(Figure data in JSON)
——————

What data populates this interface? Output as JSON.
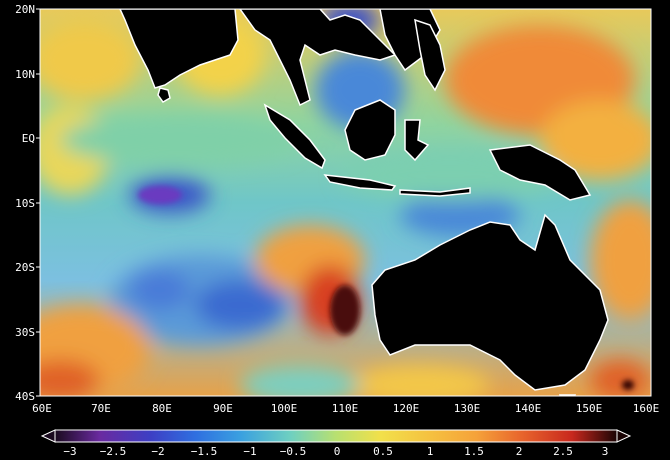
{
  "map": {
    "lat_labels": [
      "20N",
      "10N",
      "EQ",
      "10S",
      "20S",
      "30S",
      "40S"
    ],
    "lon_labels": [
      "60E",
      "70E",
      "80E",
      "90E",
      "100E",
      "110E",
      "120E",
      "130E",
      "140E",
      "150E",
      "160E"
    ],
    "extent": {
      "lon_min": 60,
      "lon_max": 160,
      "lat_min": -40,
      "lat_max": 20
    }
  },
  "colorbar": {
    "tick_labels": [
      "-3",
      "-2.5",
      "-2",
      "-1.5",
      "-1",
      "-0.5",
      "0",
      "0.5",
      "1",
      "1.5",
      "2",
      "2.5",
      "3"
    ],
    "colors": [
      "#1a0a1f",
      "#6a2aa0",
      "#3d3fc4",
      "#2f6fe0",
      "#3aa0e0",
      "#6fd0c0",
      "#b8e070",
      "#f2e04a",
      "#f5a23a",
      "#e8652c",
      "#c8281e",
      "#6a0c0c",
      "#1a0404"
    ]
  }
}
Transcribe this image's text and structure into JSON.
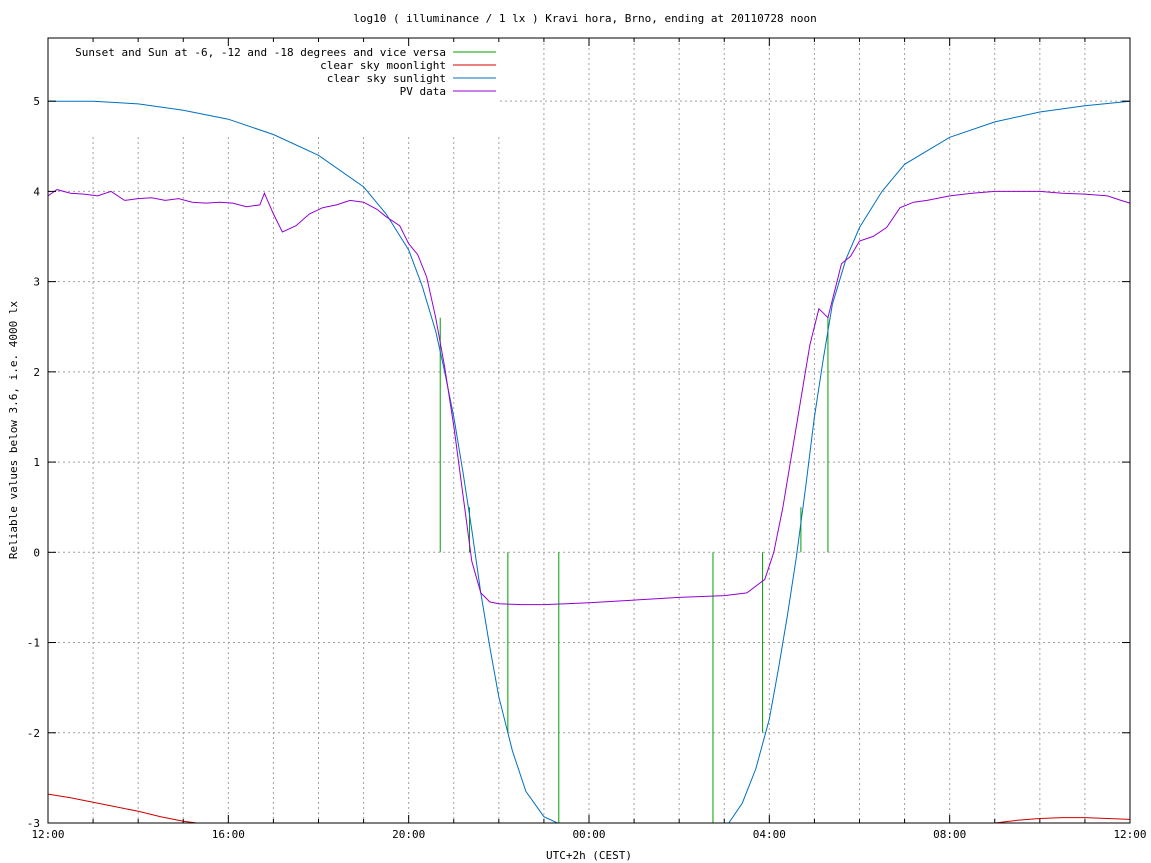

——————

## Work to be completed
Copy out all of the material exactly as written, without its pictures.

## Finished task
What data populates this interface? Output as JSON.
{
  "map": {
    "lat_labels": [
      "20N",
      "10N",
      "EQ",
      "10S",
      "20S",
      "30S",
      "40S"
    ],
    "lon_labels": [
      "60E",
      "70E",
      "80E",
      "90E",
      "100E",
      "110E",
      "120E",
      "130E",
      "140E",
      "150E",
      "160E"
    ],
    "extent": {
      "lon_min": 60,
      "lon_max": 160,
      "lat_min": -40,
      "lat_max": 20
    }
  },
  "colorbar": {
    "tick_labels": [
      "-3",
      "-2.5",
      "-2",
      "-1.5",
      "-1",
      "-0.5",
      "0",
      "0.5",
      "1",
      "1.5",
      "2",
      "2.5",
      "3"
    ],
    "colors": [
      "#1a0a1f",
      "#6a2aa0",
      "#3d3fc4",
      "#2f6fe0",
      "#3aa0e0",
      "#6fd0c0",
      "#b8e070",
      "#f2e04a",
      "#f5a23a",
      "#e8652c",
      "#c8281e",
      "#6a0c0c",
      "#1a0404"
    ]
  }
}
Transcribe this image's text and structure into JSON.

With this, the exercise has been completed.